> _Exercise_:
Find each line with the string "rotante" and copy it.

--- START Records supplied ---

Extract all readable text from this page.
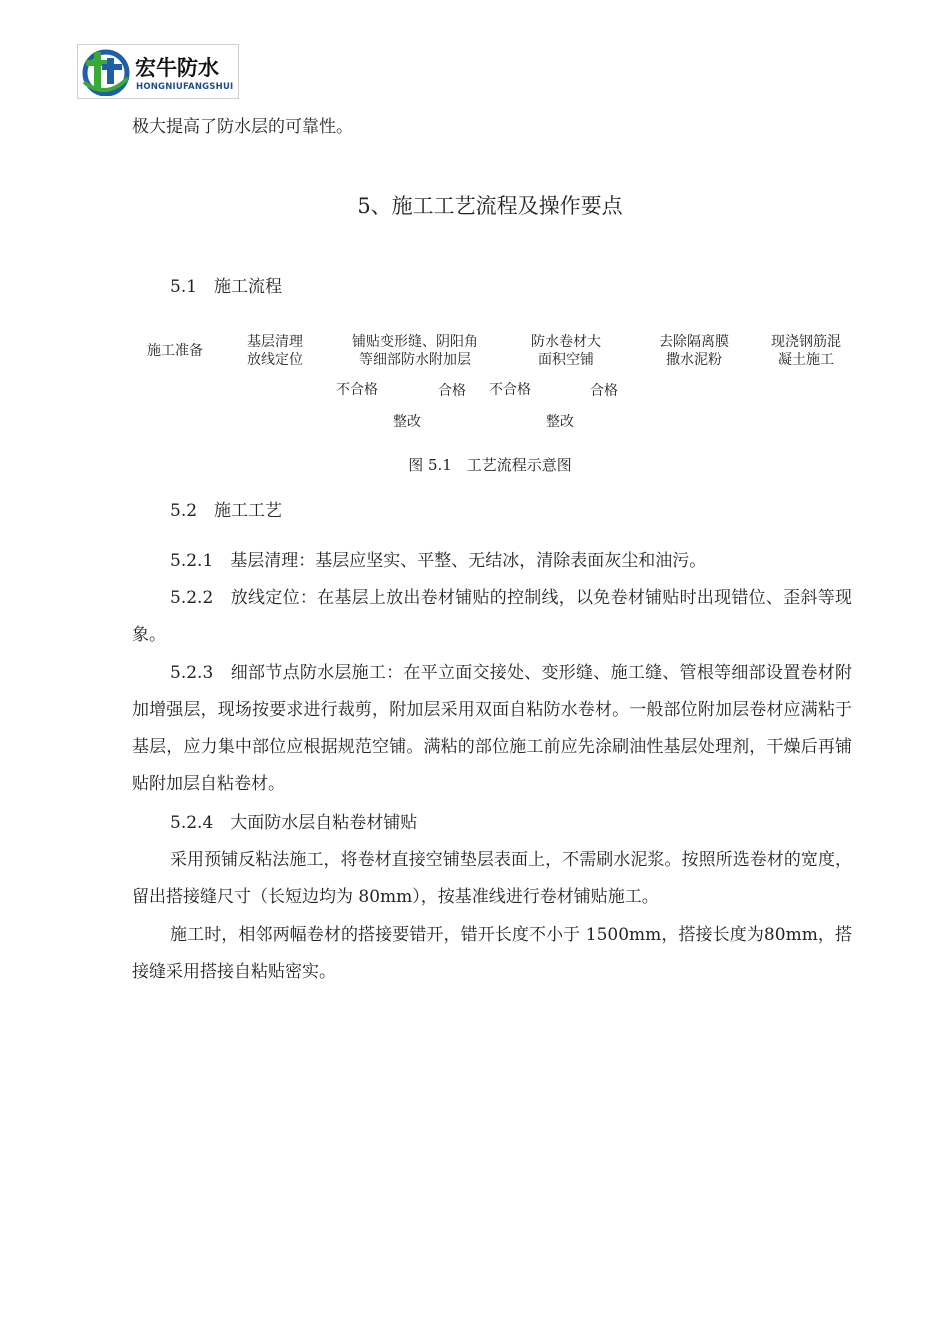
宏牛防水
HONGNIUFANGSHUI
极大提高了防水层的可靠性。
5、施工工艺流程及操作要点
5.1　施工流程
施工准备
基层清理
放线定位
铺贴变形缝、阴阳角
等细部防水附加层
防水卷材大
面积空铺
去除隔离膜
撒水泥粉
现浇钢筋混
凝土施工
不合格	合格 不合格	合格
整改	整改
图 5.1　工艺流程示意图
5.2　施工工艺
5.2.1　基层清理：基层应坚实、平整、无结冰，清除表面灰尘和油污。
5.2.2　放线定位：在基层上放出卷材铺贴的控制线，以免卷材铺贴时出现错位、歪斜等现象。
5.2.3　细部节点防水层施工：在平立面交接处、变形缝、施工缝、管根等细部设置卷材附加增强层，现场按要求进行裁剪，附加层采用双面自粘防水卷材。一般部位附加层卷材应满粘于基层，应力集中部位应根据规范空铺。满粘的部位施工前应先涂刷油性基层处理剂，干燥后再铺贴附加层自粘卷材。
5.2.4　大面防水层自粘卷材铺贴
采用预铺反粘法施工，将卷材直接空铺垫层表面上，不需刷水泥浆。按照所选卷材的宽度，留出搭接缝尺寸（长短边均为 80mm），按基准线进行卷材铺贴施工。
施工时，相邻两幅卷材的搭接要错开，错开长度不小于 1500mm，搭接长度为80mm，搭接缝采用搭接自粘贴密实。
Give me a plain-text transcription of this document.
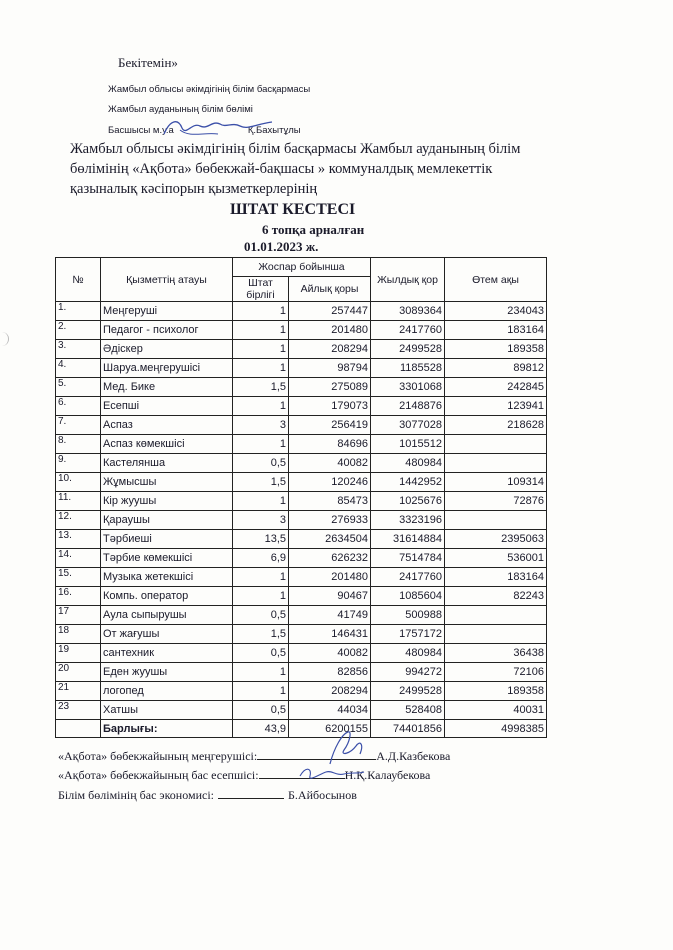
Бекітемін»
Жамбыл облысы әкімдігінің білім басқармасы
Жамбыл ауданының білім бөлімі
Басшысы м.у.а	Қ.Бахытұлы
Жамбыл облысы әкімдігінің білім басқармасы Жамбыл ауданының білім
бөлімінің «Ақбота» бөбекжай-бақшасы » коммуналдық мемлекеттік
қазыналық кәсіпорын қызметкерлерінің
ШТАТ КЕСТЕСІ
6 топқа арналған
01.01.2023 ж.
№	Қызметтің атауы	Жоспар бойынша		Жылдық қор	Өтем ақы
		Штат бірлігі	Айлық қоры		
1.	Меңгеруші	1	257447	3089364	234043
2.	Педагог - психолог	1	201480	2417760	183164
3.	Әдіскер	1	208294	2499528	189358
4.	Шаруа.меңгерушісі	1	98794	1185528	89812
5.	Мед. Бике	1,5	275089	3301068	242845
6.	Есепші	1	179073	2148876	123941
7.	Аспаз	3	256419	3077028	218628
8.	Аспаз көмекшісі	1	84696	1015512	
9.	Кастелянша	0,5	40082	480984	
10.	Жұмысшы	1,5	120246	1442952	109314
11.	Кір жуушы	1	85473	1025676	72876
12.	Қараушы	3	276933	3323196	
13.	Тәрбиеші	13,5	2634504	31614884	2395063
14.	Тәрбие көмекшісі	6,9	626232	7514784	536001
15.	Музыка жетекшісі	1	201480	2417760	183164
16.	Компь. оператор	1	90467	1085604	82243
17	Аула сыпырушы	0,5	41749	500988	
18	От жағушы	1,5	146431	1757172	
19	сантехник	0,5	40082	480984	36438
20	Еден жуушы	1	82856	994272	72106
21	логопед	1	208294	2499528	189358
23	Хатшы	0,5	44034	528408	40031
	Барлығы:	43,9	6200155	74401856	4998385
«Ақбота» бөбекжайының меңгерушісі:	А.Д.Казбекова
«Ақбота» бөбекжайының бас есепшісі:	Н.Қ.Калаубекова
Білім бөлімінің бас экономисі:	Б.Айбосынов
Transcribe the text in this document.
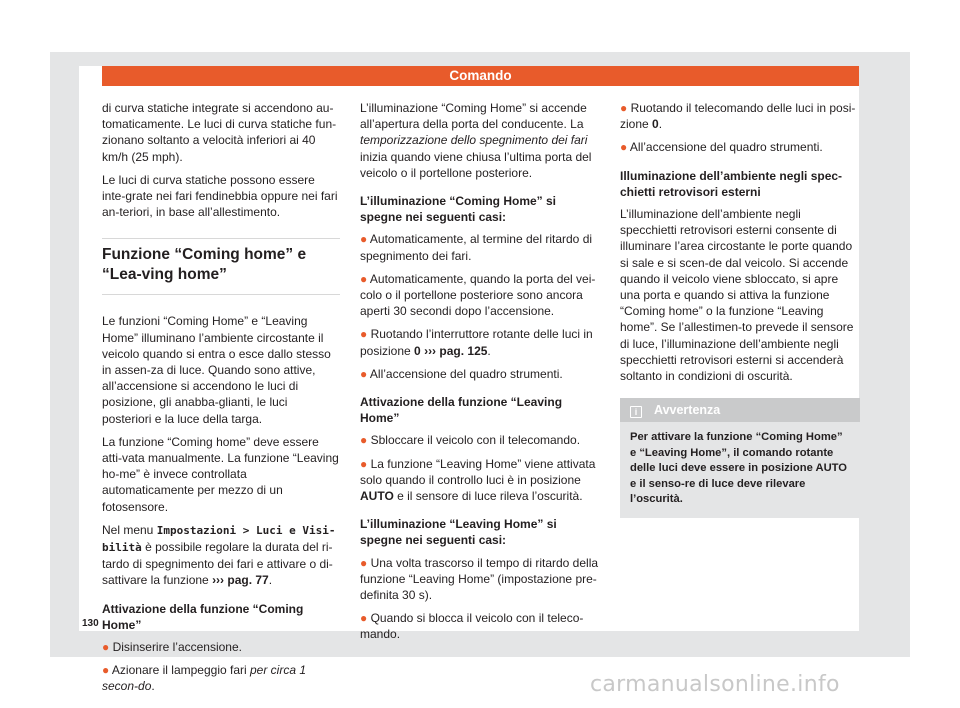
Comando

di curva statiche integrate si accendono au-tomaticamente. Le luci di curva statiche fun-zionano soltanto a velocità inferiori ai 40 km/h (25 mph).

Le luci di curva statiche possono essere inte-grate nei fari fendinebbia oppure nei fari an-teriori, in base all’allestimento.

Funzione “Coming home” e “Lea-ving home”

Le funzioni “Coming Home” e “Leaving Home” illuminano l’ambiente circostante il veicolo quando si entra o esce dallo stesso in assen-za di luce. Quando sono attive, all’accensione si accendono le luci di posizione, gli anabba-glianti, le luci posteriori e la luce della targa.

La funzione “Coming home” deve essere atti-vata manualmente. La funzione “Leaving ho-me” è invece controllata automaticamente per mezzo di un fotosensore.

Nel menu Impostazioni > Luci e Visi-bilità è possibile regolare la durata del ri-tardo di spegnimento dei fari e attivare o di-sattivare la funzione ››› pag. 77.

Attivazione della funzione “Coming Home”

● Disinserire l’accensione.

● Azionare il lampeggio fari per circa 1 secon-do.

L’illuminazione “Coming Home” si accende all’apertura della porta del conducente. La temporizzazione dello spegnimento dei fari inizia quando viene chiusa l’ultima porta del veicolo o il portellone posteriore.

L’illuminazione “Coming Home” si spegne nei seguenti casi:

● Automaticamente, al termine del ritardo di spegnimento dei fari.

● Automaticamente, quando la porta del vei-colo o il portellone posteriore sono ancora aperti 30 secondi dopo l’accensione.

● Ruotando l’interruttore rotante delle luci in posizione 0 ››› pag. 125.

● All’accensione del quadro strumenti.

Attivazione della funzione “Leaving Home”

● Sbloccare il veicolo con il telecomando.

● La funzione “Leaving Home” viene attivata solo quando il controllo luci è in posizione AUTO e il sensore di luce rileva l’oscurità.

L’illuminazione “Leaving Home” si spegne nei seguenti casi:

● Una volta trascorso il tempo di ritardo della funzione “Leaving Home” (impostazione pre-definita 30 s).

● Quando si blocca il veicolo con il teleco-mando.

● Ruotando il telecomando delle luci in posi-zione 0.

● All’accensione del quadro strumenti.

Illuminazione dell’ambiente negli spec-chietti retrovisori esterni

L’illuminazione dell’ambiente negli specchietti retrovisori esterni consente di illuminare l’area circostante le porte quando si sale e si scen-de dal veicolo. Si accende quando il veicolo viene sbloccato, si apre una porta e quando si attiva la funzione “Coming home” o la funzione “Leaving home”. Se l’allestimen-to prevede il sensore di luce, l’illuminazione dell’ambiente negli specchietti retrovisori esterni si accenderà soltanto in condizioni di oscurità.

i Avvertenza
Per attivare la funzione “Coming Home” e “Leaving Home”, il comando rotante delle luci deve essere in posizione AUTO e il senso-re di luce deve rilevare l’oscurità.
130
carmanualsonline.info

--- END Records supplied ---

> _Exercise answer_:
● Ruotando l’interruttore rotante delle luci in posizione 0 ››› pag. 125.
Per attivare la funzione “Coming Home” e “Leaving Home”, il comando rotante delle luci deve essere in posizione AUTO e il senso-re di luce deve rilevare l’oscurità.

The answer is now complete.